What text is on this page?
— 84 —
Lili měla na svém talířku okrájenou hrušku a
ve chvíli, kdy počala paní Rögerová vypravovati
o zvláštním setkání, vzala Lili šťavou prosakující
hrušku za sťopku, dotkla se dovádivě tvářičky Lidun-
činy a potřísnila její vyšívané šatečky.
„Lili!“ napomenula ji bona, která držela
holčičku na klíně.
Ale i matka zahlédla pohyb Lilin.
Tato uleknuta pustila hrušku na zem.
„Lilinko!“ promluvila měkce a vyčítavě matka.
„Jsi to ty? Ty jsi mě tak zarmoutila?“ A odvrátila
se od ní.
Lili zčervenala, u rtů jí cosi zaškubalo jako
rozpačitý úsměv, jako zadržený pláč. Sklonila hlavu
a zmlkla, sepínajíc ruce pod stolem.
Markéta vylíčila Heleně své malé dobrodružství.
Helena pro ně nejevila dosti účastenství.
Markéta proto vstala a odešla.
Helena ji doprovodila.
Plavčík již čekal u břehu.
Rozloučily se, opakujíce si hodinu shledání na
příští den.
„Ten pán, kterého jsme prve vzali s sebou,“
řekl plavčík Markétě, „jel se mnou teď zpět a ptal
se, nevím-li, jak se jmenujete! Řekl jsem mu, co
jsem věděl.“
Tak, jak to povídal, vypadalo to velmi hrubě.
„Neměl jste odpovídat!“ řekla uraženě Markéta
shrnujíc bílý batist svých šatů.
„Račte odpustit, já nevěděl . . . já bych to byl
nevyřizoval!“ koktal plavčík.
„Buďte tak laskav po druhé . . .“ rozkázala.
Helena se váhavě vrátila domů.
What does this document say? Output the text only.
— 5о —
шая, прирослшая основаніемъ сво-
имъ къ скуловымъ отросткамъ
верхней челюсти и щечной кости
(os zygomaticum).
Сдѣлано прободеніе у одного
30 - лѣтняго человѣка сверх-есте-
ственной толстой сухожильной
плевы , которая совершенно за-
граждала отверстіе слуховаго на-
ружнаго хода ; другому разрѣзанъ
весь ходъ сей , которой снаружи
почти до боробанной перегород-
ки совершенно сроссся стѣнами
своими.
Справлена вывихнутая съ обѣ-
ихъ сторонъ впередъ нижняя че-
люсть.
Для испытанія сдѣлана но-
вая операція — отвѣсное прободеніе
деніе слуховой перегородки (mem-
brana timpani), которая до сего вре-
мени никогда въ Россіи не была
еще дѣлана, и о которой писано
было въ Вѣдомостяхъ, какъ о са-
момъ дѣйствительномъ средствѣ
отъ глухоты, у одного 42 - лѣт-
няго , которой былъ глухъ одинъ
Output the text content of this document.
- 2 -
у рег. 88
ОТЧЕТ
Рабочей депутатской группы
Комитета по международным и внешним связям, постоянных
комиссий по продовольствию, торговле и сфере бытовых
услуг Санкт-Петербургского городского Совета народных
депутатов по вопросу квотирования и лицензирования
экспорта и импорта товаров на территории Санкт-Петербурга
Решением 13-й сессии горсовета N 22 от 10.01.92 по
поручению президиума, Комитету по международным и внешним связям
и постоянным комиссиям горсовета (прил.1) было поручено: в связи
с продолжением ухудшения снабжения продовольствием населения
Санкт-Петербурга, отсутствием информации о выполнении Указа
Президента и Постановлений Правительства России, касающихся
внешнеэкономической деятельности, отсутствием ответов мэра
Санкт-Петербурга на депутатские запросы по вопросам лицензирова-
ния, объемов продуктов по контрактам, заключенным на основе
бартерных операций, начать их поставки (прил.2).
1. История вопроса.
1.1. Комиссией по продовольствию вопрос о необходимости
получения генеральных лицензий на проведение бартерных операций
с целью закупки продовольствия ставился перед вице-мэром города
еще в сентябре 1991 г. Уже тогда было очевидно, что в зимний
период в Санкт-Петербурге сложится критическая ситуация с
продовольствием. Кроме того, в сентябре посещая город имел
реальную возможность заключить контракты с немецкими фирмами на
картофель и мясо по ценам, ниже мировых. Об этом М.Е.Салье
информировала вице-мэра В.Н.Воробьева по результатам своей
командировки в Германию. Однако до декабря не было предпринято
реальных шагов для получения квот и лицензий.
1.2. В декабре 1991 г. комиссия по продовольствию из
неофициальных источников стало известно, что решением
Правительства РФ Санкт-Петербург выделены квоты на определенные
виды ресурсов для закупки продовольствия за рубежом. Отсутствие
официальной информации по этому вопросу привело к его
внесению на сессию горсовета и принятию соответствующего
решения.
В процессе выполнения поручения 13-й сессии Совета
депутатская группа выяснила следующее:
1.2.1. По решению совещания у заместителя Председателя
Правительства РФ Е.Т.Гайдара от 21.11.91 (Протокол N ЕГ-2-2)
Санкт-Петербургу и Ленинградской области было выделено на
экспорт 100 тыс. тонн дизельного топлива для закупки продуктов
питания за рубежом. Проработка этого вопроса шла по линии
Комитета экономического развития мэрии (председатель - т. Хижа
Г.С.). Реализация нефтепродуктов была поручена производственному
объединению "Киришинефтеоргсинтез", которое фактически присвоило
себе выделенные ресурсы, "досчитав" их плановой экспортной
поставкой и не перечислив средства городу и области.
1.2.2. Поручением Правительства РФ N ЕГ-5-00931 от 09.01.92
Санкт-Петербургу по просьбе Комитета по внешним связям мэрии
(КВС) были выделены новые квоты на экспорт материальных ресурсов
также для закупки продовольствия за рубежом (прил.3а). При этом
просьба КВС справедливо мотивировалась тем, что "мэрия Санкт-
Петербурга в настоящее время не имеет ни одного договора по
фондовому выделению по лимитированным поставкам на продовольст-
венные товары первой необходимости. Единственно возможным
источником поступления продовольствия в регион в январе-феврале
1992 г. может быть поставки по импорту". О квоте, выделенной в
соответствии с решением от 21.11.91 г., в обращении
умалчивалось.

* _Stated goal_
Report all lines of the data that include the word "бартерных".

* _Exercise answer_
бартерных операций, начать их поставки (прил.2).
получения генеральных лицензий на проведение бартерных операций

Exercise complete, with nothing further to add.